▶ [Passage shown]
--- START ---

The second piece, which goes into a little bit of big-company consulting-speak, like at KPMG where I used to work in my prior years, is the issue of change management. And what that means is, simply stated, we were used to working a certain way. We being, IT being the central control point, but the end users being departments, whether it’s finance, whether it’s marketing or sales. They were used to doing things a certain way.

SEE: IT pro’s guide to effective change management (free PDF) (TechRepublic)

There was a level of comfort and there’s inertia that, “Hey, I like doing it this way.” And now you get this cloud, while you get the ease of use, the unlimited disk in the sky, the elasticity, I don’t want to deal with change. I being the average Joe, the average user. So change management is a very critical aspect that is coming up more and more as you go in further upstream in terms of the class of customers that are adopting the cloud.

Karen Roby: I know your Twitter handle is @CloudNotEnough, and you established that name over a decade ago. So do you still think there’s a great deal of adoption ahead of us?

--- END ---

[Document layout analysis data]
--- START ---

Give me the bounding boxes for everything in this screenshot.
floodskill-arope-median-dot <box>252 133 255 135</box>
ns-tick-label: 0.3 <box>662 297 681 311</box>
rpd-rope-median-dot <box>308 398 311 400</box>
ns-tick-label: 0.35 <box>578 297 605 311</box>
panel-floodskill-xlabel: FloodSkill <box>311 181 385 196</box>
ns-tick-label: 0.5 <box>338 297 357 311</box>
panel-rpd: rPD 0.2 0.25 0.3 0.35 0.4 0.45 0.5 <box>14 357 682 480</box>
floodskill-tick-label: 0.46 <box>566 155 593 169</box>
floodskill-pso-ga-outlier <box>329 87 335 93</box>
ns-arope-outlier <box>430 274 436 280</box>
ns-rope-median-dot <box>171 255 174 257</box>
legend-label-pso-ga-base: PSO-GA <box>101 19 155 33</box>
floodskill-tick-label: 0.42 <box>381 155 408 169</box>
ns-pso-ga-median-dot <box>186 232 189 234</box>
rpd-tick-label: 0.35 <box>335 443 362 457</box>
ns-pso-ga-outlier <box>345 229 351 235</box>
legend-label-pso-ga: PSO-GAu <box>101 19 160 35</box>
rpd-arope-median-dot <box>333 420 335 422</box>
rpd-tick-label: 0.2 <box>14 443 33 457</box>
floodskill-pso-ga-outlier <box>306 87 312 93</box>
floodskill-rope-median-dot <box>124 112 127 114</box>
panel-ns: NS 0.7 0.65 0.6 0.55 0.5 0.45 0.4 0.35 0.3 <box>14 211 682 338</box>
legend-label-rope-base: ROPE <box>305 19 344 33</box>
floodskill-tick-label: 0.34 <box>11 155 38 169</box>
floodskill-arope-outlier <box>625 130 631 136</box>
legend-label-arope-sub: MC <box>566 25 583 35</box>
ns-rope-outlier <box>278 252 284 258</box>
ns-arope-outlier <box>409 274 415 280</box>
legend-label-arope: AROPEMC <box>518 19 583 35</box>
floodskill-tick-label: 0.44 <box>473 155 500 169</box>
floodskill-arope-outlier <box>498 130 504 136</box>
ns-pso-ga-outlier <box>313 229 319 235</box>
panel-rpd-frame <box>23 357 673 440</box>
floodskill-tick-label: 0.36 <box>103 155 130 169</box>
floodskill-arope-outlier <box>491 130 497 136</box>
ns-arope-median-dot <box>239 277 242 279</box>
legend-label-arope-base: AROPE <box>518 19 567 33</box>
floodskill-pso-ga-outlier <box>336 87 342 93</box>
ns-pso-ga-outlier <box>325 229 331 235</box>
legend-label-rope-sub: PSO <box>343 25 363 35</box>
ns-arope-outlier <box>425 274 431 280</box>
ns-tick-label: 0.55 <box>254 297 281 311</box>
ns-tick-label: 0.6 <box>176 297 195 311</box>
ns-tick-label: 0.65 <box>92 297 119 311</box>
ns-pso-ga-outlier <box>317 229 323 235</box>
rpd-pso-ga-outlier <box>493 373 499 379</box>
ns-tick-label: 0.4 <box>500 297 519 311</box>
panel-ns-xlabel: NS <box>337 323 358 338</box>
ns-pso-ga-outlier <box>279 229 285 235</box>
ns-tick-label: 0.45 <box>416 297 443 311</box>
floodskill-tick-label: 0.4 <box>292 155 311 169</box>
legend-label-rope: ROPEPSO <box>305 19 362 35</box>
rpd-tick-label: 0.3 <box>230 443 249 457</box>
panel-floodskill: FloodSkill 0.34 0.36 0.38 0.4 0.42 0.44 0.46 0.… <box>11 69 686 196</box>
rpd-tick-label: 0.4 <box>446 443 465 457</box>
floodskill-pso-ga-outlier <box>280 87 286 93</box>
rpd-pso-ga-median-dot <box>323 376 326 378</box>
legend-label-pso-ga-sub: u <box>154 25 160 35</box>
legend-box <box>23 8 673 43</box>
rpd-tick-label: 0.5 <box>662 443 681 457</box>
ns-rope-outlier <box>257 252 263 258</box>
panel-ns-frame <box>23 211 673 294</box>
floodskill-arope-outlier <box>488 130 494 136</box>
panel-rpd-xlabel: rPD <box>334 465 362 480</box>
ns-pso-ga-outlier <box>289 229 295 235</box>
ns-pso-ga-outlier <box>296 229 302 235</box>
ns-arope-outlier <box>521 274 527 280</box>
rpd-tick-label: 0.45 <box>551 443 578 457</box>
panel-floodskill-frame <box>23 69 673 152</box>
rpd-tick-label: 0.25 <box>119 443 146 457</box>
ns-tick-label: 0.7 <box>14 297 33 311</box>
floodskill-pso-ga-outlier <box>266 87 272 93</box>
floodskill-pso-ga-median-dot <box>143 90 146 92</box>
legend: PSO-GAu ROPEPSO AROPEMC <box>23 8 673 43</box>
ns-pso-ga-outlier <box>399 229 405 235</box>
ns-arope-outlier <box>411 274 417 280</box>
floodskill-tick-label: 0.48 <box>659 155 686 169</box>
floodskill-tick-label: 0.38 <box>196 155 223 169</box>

--- END ---

▶ [Task requirements]
Retype the interview excerpt from "SEE: IT pro’s" to "ahead of us?". These items are separate from the interview excerpt.

▶ [Result of the exercise]
SEE: IT pro’s guide to effective change management (free PDF) (TechRepublic)

There was a level of comfort and there’s inertia that, “Hey, I like doing it this way.” And now you get this cloud, while you get the ease of use, the unlimited disk in the sky, the elasticity, I don’t want to deal with change. I being the average Joe, the average user. So change management is a very critical aspect that is coming up more and more as you go in further upstream in terms of the class of customers that are adopting the cloud.

Karen Roby: I know your Twitter handle is @CloudNotEnough, and you established that name over a decade ago. So do you still think there’s a great deal of adoption ahead of us?